(Saved data entries)

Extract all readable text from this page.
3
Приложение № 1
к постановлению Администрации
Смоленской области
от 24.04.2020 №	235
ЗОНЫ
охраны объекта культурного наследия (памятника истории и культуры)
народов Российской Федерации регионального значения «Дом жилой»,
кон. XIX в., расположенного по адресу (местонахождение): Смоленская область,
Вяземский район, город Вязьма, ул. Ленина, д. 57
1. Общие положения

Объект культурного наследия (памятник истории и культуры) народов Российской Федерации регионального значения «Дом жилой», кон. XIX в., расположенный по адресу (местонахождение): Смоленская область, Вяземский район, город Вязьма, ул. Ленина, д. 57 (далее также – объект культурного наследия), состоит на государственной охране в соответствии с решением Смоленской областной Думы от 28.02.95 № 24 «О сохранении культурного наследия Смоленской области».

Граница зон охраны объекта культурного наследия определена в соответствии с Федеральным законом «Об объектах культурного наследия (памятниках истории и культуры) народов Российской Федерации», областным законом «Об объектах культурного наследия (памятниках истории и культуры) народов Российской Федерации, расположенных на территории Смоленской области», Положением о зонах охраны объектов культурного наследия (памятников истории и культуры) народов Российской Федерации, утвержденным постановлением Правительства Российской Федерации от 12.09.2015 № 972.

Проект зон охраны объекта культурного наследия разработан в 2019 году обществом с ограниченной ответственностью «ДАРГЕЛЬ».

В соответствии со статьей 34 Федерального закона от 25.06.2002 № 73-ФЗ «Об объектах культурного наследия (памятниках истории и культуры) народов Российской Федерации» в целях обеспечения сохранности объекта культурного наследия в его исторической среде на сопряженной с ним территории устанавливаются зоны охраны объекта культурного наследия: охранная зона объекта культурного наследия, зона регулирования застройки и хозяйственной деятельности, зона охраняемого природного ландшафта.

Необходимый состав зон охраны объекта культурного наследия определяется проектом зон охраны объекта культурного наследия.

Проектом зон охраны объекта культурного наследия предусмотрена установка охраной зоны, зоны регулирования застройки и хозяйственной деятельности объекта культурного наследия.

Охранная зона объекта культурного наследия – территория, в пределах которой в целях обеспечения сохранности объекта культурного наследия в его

*Written task*.
In the entries above, find each line with the word "город" and show it.

*Final result*.
Вяземский район, город Вязьма, ул. Ленина, д. 57
Объект культурного наследия (памятник истории и культуры) народов Российской Федерации регионального значения «Дом жилой», кон. XIX в., расположенный по адресу (местонахождение): Смоленская область, Вяземский район, город Вязьма, ул. Ленина, д. 57 (далее также – объект культурного наследия), состоит на государственной охране в соответствии с решением Смоленской областной Думы от 28.02.95 № 24 «О сохранении культурного наследия Смоленской области».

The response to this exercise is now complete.